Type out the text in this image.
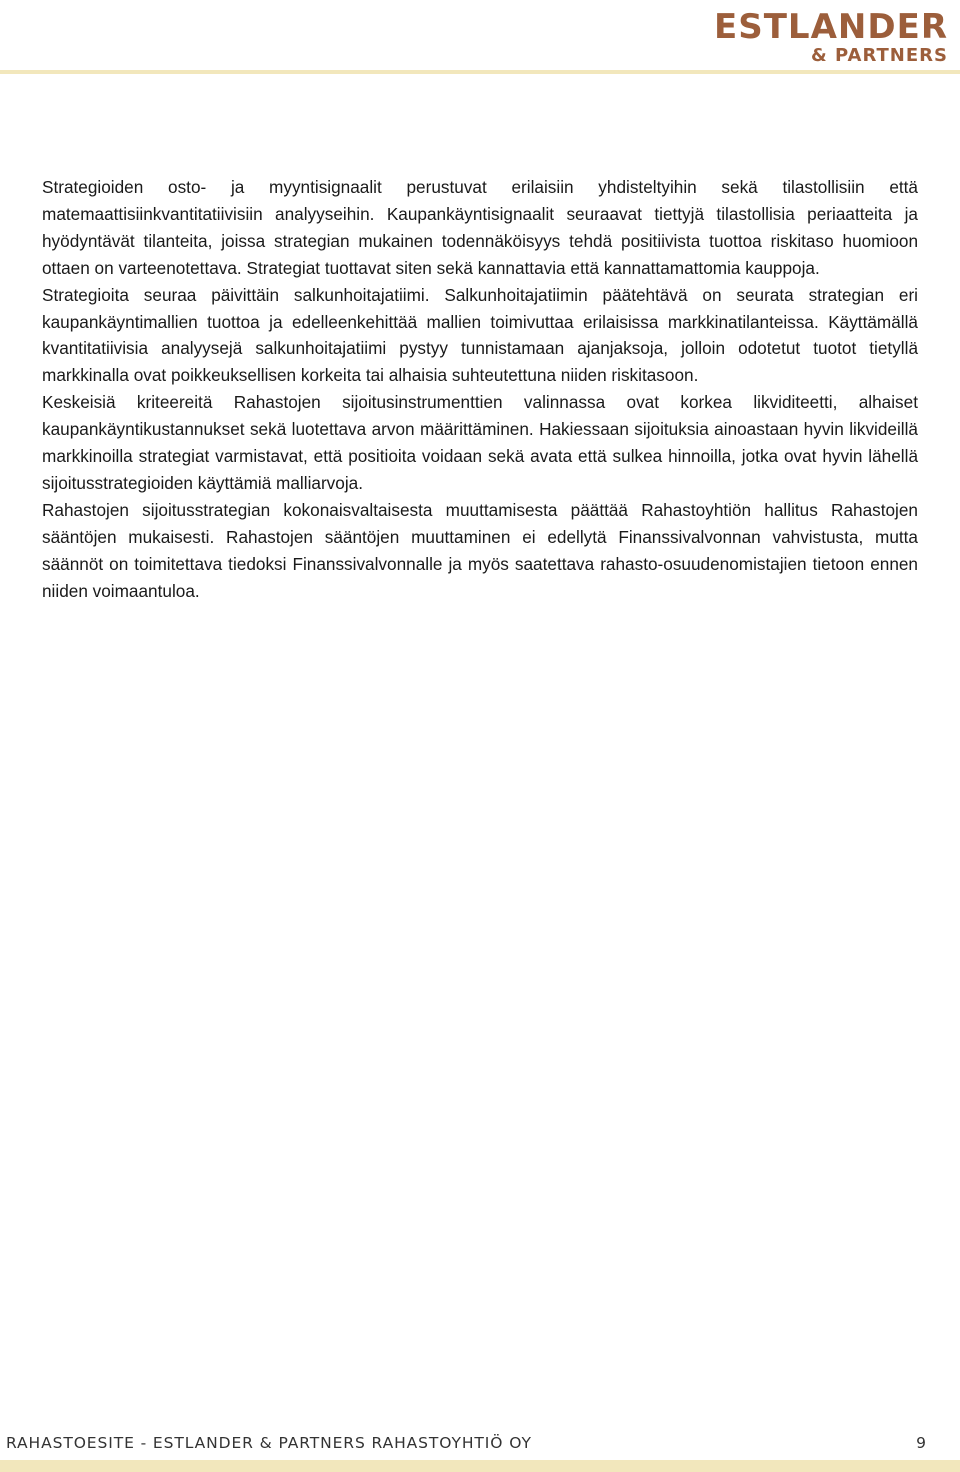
ESTLANDER
& PARTNERS

Strategioiden osto- ja myyntisignaalit perustuvat erilaisiin yhdisteltyihin sekä tilastollisiin että matemaattisiinkvantitatiivisiin analyyseihin. Kaupankäyntisignaalit seuraavat tiettyjä tilastollisia periaatteita ja hyödyntävät tilanteita, joissa strategian mukainen todennäköisyys tehdä positiivista tuottoa riskitaso huomioon ottaen on varteenotettava. Strategiat tuottavat siten sekä kannattavia että kannattamattomia kauppoja.

Strategioita seuraa päivittäin salkunhoitajatiimi. Salkunhoitajatiimin päätehtävä on seurata strategian eri kaupankäyntimallien tuottoa ja edelleenkehittää mallien toimivuttaa erilaisissa markkinatilanteissa. Käyttämällä kvantitatiivisia analyysejä salkunhoitajatiimi pystyy tunnistamaan ajanjaksoja, jolloin odotetut tuotot tietyllä markkinalla ovat poikkeuksellisen korkeita tai alhaisia suhteutettuna niiden riskitasoon.

Keskeisiä kriteereitä Rahastojen sijoitusinstrumenttien valinnassa ovat korkea likviditeetti, alhaiset kaupankäyntikustannukset sekä luotettava arvon määrittäminen. Hakiessaan sijoituksia ainoastaan hyvin likvideillä markkinoilla strategiat varmistavat, että positioita voidaan sekä avata että sulkea hinnoilla, jotka ovat hyvin lähellä sijoitusstrategioiden käyttämiä malliarvoja.

Rahastojen sijoitusstrategian kokonaisvaltaisesta muuttamisesta päättää Rahastoyhtiön hallitus Rahastojen sääntöjen mukaisesti. Rahastojen sääntöjen muuttaminen ei edellytä Finanssivalvonnan vahvistusta, mutta säännöt on toimitettava tiedoksi Finanssivalvonnalle ja myös saatettava rahasto-osuudenomistajien tietoon ennen niiden voimaantuloa.

RAHASTOESITE - ESTLANDER & PARTNERS RAHASTOYHTIÖ OY	9
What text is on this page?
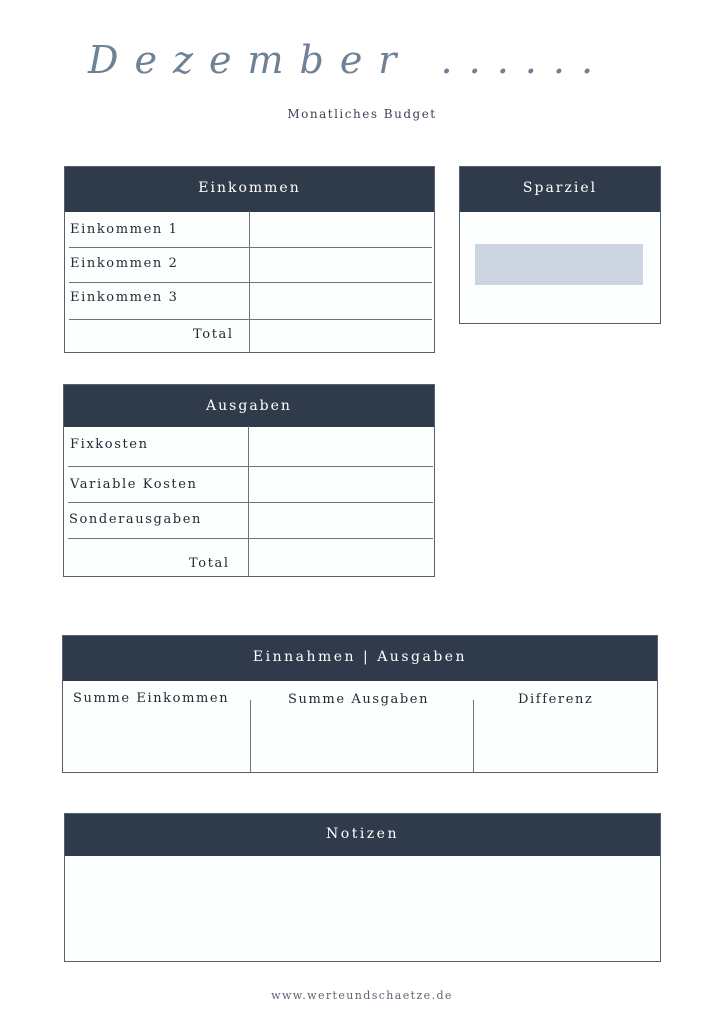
Dezember ......
Monatliches Budget
Einkommen
Einkommen 1
Einkommen 2
Einkommen 3
Total
Sparziel
Ausgaben
Fixkosten
Variable Kosten
Sonderausgaben
Total
Einnahmen | Ausgaben
Summe Einkommen	Summe Ausgaben	Differenz
Notizen
www.werteundschaetze.de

---------------

Set down the lines of the records above exactly, apart from the pictures.

Type out the text in this image.
ESTLANDER
& PARTNERS

Strategioiden osto- ja myyntisignaalit perustuvat erilaisiin yhdisteltyihin sekä tilastollisiin että matemaattisiinkvantitatiivisiin analyyseihin. Kaupankäyntisignaalit seuraavat tiettyjä tilastollisia periaatteita ja hyödyntävät tilanteita, joissa strategian mukainen todennäköisyys tehdä positiivista tuottoa riskitaso huomioon ottaen on varteenotettava. Strategiat tuottavat siten sekä kannattavia että kannattamattomia kauppoja.

Strategioita seuraa päivittäin salkunhoitajatiimi. Salkunhoitajatiimin päätehtävä on seurata strategian eri kaupankäyntimallien tuottoa ja edelleenkehittää mallien toimivuttaa erilaisissa markkinatilanteissa. Käyttämällä kvantitatiivisia analyysejä salkunhoitajatiimi pystyy tunnistamaan ajanjaksoja, jolloin odotetut tuotot tietyllä markkinalla ovat poikkeuksellisen korkeita tai alhaisia suhteutettuna niiden riskitasoon.

Keskeisiä kriteereitä Rahastojen sijoitusinstrumenttien valinnassa ovat korkea likviditeetti, alhaiset kaupankäyntikustannukset sekä luotettava arvon määrittäminen. Hakiessaan sijoituksia ainoastaan hyvin likvideillä markkinoilla strategiat varmistavat, että positioita voidaan sekä avata että sulkea hinnoilla, jotka ovat hyvin lähellä sijoitusstrategioiden käyttämiä malliarvoja.

Rahastojen sijoitusstrategian kokonaisvaltaisesta muuttamisesta päättää Rahastoyhtiön hallitus Rahastojen sääntöjen mukaisesti. Rahastojen sääntöjen muuttaminen ei edellytä Finanssivalvonnan vahvistusta, mutta säännöt on toimitettava tiedoksi Finanssivalvonnalle ja myös saatettava rahasto-osuudenomistajien tietoon ennen niiden voimaantuloa.

RAHASTOESITE - ESTLANDER & PARTNERS RAHASTOYHTIÖ OY	9
What text is on this page?
Dezember ......
Monatliches Budget
Einkommen
Einkommen 1
Einkommen 2
Einkommen 3
Total
Sparziel
Ausgaben
Fixkosten
Variable Kosten
Sonderausgaben
Total
Einnahmen | Ausgaben
Summe Einkommen	Summe Ausgaben	Differenz
Notizen
www.werteundschaetze.de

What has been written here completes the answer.